Collected data:
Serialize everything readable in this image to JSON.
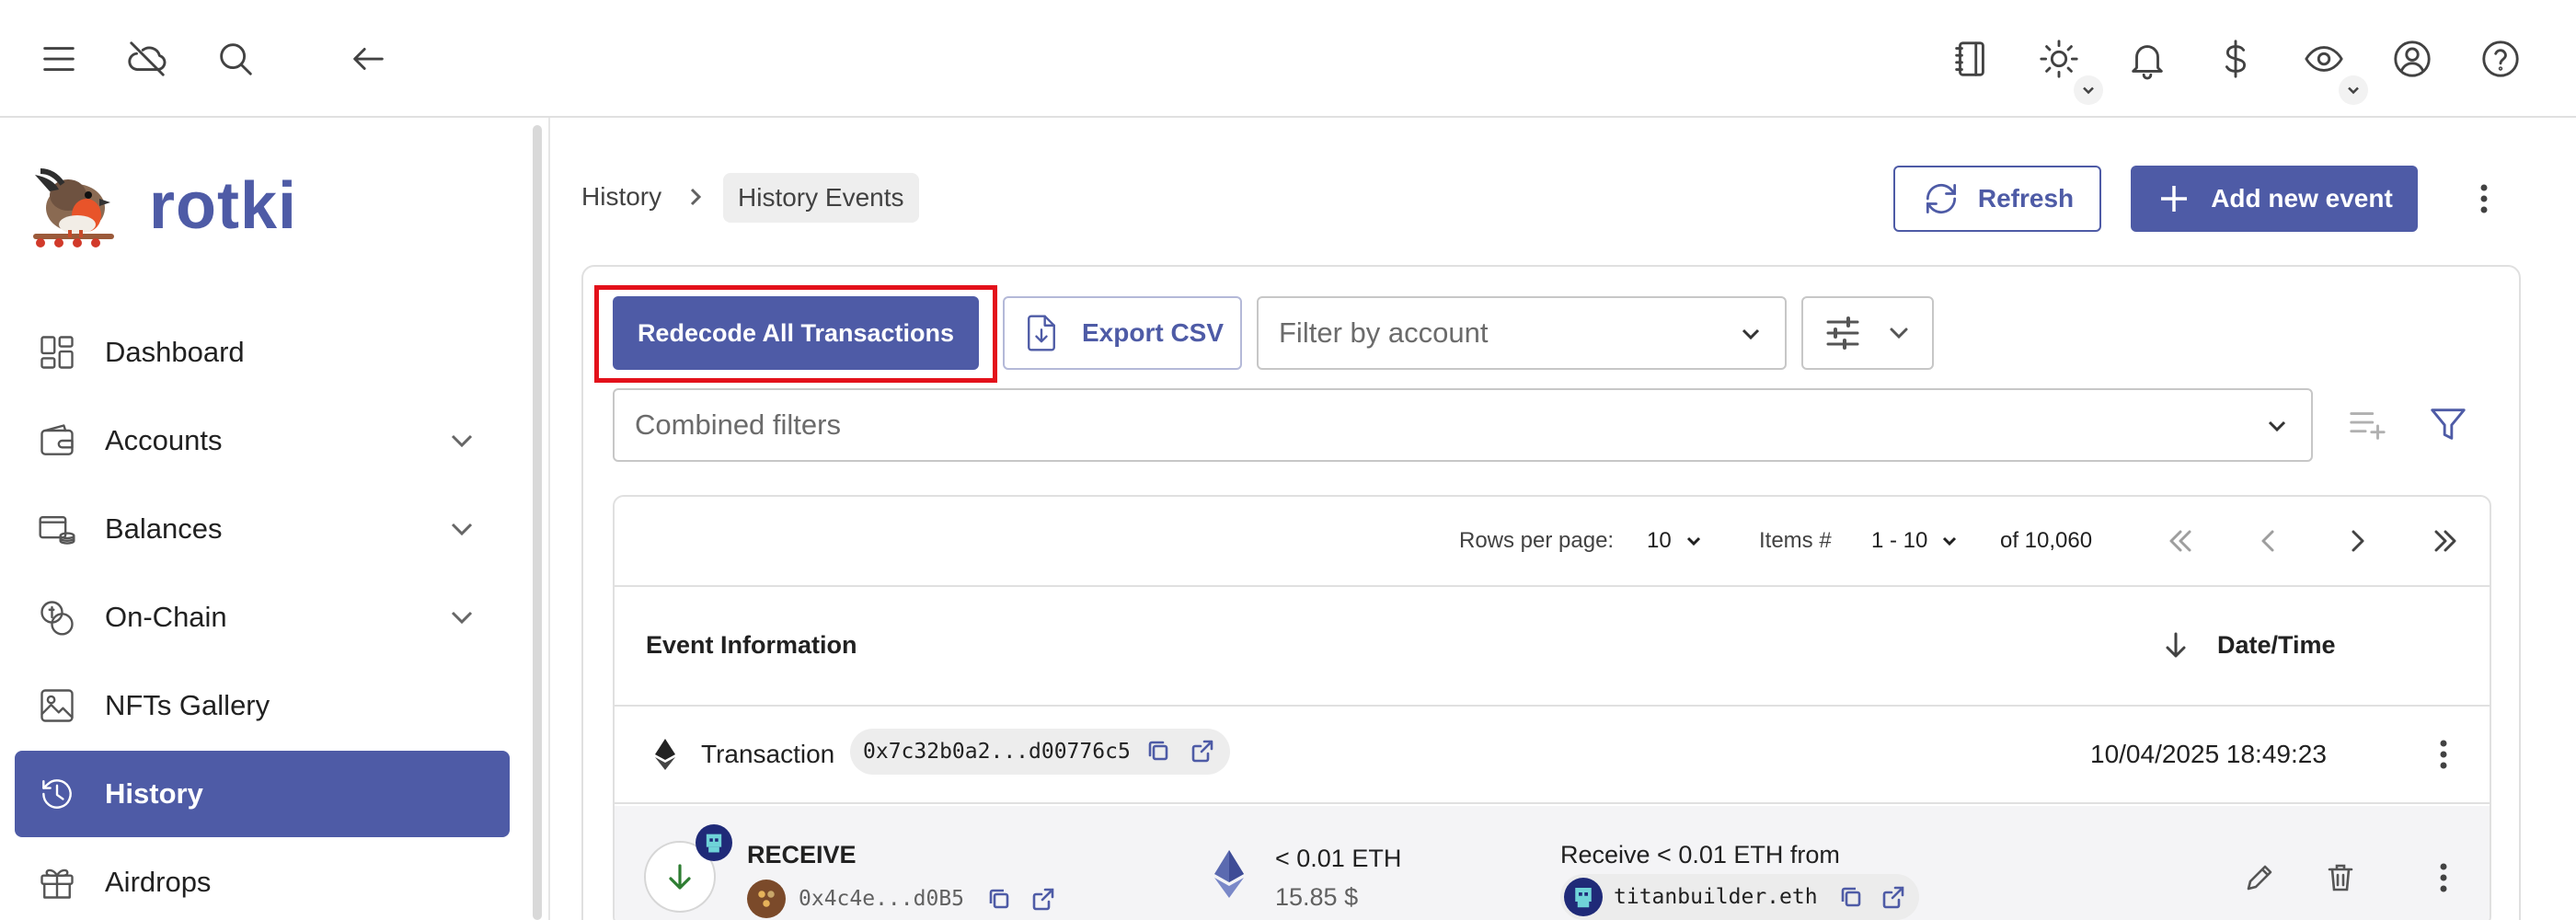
{
  "app": {
    "name": "rotki"
  },
  "sidebar": {
    "items": [
      {
        "label": "Dashboard",
        "icon": "dashboard-icon",
        "expandable": false,
        "active": false
      },
      {
        "label": "Accounts",
        "icon": "wallet-icon",
        "expandable": true,
        "active": false
      },
      {
        "label": "Balances",
        "icon": "balances-icon",
        "expandable": true,
        "active": false
      },
      {
        "label": "On-Chain",
        "icon": "coins-icon",
        "expandable": true,
        "active": false
      },
      {
        "label": "NFTs Gallery",
        "icon": "image-icon",
        "expandable": false,
        "active": false
      },
      {
        "label": "History",
        "icon": "history-icon",
        "expandable": false,
        "active": true
      },
      {
        "label": "Airdrops",
        "icon": "gift-icon",
        "expandable": false,
        "active": false
      }
    ]
  },
  "topbar": {
    "left_icons": [
      "menu-icon",
      "cloud-off-icon",
      "search-icon",
      "back-arrow-icon"
    ],
    "right_icons": [
      "notes-icon",
      "theme-sun-icon",
      "bell-icon",
      "dollar-icon",
      "eye-icon",
      "account-circle-icon",
      "help-icon"
    ]
  },
  "breadcrumb": {
    "root": "History",
    "current": "History Events"
  },
  "actions": {
    "refresh": "Refresh",
    "add": "Add new event"
  },
  "toolbar": {
    "redecode": "Redecode All Transactions",
    "export": "Export CSV",
    "account_filter_placeholder": "Filter by account",
    "combined_filters_placeholder": "Combined filters"
  },
  "pagination": {
    "rows_label": "Rows per page:",
    "rows_value": "10",
    "items_label": "Items #",
    "items_value": "1 - 10",
    "total": "of 10,060"
  },
  "table": {
    "col_event": "Event Information",
    "col_date": "Date/Time",
    "transaction": {
      "label": "Transaction",
      "hash": "0x7c32b0a2...d00776c5",
      "datetime": "10/04/2025 18:49:23"
    },
    "event": {
      "type": "RECEIVE",
      "address": "0x4c4e...d0B5",
      "amount": "< 0.01 ETH",
      "value": "15.85 $",
      "description": "Receive < 0.01 ETH from",
      "counterparty": "titanbuilder.eth"
    }
  },
  "colors": {
    "primary": "#4e5ba6",
    "highlight_box": "#e3111b"
  }
}
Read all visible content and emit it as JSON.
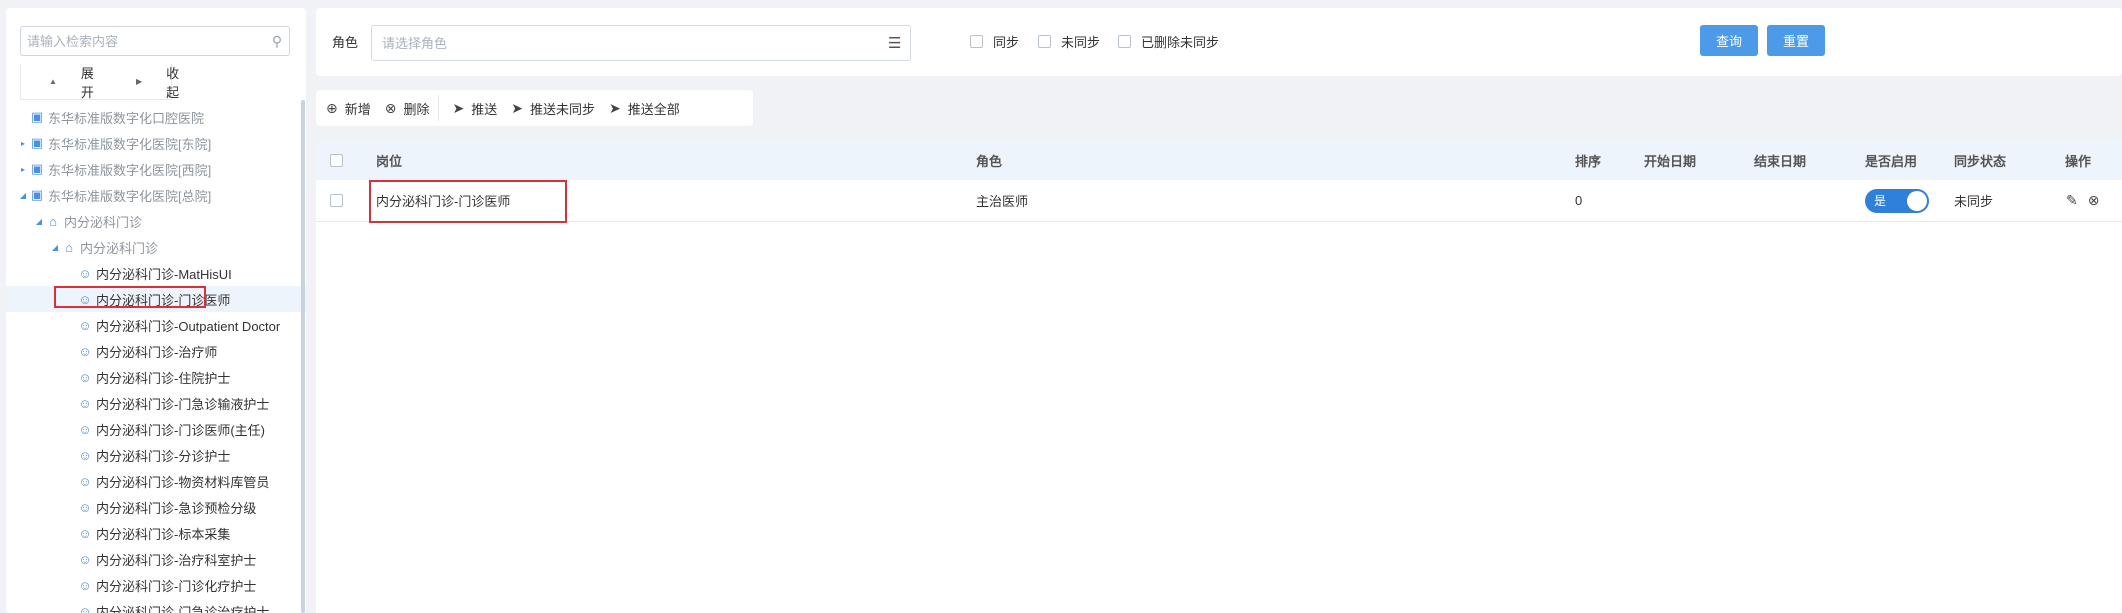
{
  "sidebar": {
    "search_placeholder": "请输入检索内容",
    "expand_label": "展开",
    "collapse_label": "收起",
    "tree": [
      {
        "label": "东华标准版数字化口腔医院",
        "icon": "hospital-icon",
        "level": 0,
        "arrow": "",
        "grey": true
      },
      {
        "label": "东华标准版数字化医院[东院]",
        "icon": "hospital-icon",
        "level": 0,
        "arrow": "right",
        "grey": true
      },
      {
        "label": "东华标准版数字化医院[西院]",
        "icon": "hospital-icon",
        "level": 0,
        "arrow": "right",
        "grey": true
      },
      {
        "label": "东华标准版数字化医院[总院]",
        "icon": "hospital-icon",
        "level": 0,
        "arrow": "down",
        "grey": true
      },
      {
        "label": "内分泌科门诊",
        "icon": "home-icon",
        "level": 1,
        "arrow": "down",
        "grey": true
      },
      {
        "label": "内分泌科门诊",
        "icon": "home-icon",
        "level": 2,
        "arrow": "down",
        "grey": true
      },
      {
        "label": "内分泌科门诊-MatHisUI",
        "icon": "user-icon",
        "level": 3,
        "arrow": "",
        "grey": false
      },
      {
        "label": "内分泌科门诊-门诊医师",
        "icon": "user-icon",
        "level": 3,
        "arrow": "",
        "grey": false,
        "selected": true
      },
      {
        "label": "内分泌科门诊-Outpatient Doctor",
        "icon": "user-icon",
        "level": 3,
        "arrow": "",
        "grey": false
      },
      {
        "label": "内分泌科门诊-治疗师",
        "icon": "user-icon",
        "level": 3,
        "arrow": "",
        "grey": false
      },
      {
        "label": "内分泌科门诊-住院护士",
        "icon": "user-icon",
        "level": 3,
        "arrow": "",
        "grey": false
      },
      {
        "label": "内分泌科门诊-门急诊输液护士",
        "icon": "user-icon",
        "level": 3,
        "arrow": "",
        "grey": false
      },
      {
        "label": "内分泌科门诊-门诊医师(主任)",
        "icon": "user-icon",
        "level": 3,
        "arrow": "",
        "grey": false
      },
      {
        "label": "内分泌科门诊-分诊护士",
        "icon": "user-icon",
        "level": 3,
        "arrow": "",
        "grey": false
      },
      {
        "label": "内分泌科门诊-物资材料库管员",
        "icon": "user-icon",
        "level": 3,
        "arrow": "",
        "grey": false
      },
      {
        "label": "内分泌科门诊-急诊预检分级",
        "icon": "user-icon",
        "level": 3,
        "arrow": "",
        "grey": false
      },
      {
        "label": "内分泌科门诊-标本采集",
        "icon": "user-icon",
        "level": 3,
        "arrow": "",
        "grey": false
      },
      {
        "label": "内分泌科门诊-治疗科室护士",
        "icon": "user-icon",
        "level": 3,
        "arrow": "",
        "grey": false
      },
      {
        "label": "内分泌科门诊-门诊化疗护士",
        "icon": "user-icon",
        "level": 3,
        "arrow": "",
        "grey": false
      },
      {
        "label": "内分泌科门诊-门急诊治疗护士",
        "icon": "user-icon",
        "level": 3,
        "arrow": "",
        "grey": false
      }
    ]
  },
  "filter": {
    "role_label": "角色",
    "role_placeholder": "请选择角色",
    "checkboxes": [
      "同步",
      "未同步",
      "已删除未同步"
    ],
    "query_label": "查询",
    "reset_label": "重置"
  },
  "toolbar": {
    "add": "新增",
    "delete": "删除",
    "push": "推送",
    "push_unsynced": "推送未同步",
    "push_all": "推送全部"
  },
  "grid": {
    "columns": {
      "post": "岗位",
      "role": "角色",
      "order": "排序",
      "start": "开始日期",
      "end": "结束日期",
      "enabled": "是否启用",
      "sync": "同步状态",
      "ops": "操作"
    },
    "rows": [
      {
        "post": "内分泌科门诊-门诊医师",
        "role": "主治医师",
        "order": "0",
        "start": "",
        "end": "",
        "enabled": "是",
        "sync": "未同步"
      }
    ]
  }
}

▶ _THE TASK_: In the records shown above, how many lines include the word "image"? Answer with the number only.

▶ _CORRECT RESULT_: 2